Dataset items:
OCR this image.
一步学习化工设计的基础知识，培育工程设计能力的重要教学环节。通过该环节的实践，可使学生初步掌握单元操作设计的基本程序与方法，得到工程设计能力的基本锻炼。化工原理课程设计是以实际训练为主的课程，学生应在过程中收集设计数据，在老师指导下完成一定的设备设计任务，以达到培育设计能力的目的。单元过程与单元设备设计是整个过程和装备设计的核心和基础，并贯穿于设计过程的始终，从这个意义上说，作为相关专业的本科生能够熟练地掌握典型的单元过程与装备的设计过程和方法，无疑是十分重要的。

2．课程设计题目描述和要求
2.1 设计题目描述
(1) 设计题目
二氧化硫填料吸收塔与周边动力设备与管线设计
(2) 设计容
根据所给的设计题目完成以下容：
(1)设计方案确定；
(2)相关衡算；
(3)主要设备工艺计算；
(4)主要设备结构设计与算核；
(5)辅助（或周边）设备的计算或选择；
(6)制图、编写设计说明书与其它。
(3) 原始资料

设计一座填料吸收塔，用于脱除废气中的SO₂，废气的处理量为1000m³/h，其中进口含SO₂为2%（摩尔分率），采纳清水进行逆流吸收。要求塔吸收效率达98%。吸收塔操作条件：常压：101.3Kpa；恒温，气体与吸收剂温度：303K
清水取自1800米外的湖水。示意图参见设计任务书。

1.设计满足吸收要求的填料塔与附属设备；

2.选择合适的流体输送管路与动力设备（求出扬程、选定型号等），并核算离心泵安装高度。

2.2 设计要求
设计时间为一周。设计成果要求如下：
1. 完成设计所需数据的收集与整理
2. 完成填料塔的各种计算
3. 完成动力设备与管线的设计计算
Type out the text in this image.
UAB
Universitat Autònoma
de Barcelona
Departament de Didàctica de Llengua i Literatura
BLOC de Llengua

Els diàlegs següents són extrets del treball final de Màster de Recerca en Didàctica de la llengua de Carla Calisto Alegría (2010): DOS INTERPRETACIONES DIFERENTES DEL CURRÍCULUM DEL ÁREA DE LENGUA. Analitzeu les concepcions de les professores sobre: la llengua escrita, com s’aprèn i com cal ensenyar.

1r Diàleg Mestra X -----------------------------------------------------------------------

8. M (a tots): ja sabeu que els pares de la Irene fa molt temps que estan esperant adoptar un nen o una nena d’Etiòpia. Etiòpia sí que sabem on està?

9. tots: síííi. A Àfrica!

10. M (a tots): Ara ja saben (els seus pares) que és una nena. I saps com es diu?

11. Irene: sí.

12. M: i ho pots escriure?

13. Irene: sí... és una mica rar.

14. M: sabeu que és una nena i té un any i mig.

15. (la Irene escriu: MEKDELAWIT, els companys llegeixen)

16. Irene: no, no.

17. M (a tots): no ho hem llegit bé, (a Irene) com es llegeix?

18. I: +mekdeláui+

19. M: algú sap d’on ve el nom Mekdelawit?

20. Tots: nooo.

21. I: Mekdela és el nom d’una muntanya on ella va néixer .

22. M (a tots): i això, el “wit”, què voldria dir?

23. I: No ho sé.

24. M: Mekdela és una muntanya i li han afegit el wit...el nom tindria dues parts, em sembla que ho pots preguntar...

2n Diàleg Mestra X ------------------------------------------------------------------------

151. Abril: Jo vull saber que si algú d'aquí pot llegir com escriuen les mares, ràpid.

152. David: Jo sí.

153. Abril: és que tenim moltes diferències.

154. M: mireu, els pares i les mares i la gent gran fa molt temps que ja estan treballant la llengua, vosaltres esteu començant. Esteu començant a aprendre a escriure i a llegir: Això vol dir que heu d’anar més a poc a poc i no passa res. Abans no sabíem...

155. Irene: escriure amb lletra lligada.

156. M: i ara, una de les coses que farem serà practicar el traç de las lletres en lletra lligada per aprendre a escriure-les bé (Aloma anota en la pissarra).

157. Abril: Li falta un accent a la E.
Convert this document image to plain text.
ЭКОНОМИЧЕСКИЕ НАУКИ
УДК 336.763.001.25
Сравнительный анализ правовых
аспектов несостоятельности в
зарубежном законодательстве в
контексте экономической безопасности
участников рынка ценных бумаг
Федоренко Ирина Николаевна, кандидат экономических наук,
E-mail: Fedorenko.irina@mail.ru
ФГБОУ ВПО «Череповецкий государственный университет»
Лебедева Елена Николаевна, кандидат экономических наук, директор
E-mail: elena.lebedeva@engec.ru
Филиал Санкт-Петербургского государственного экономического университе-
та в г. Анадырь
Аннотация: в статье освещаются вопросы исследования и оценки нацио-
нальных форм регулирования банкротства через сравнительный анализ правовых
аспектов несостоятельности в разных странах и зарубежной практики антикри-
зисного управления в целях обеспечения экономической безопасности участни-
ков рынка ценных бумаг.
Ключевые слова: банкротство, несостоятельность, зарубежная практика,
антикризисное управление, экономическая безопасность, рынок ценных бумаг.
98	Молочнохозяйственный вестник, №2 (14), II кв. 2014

■ **TO BE DONE**:
Search the data for the string "Николаевна". List each line that has it.

■ **SOLUTION TO THIS PROBLEM**:
Федоренко Ирина Николаевна, кандидат экономических наук,
Лебедева Елена Николаевна, кандидат экономических наук, директор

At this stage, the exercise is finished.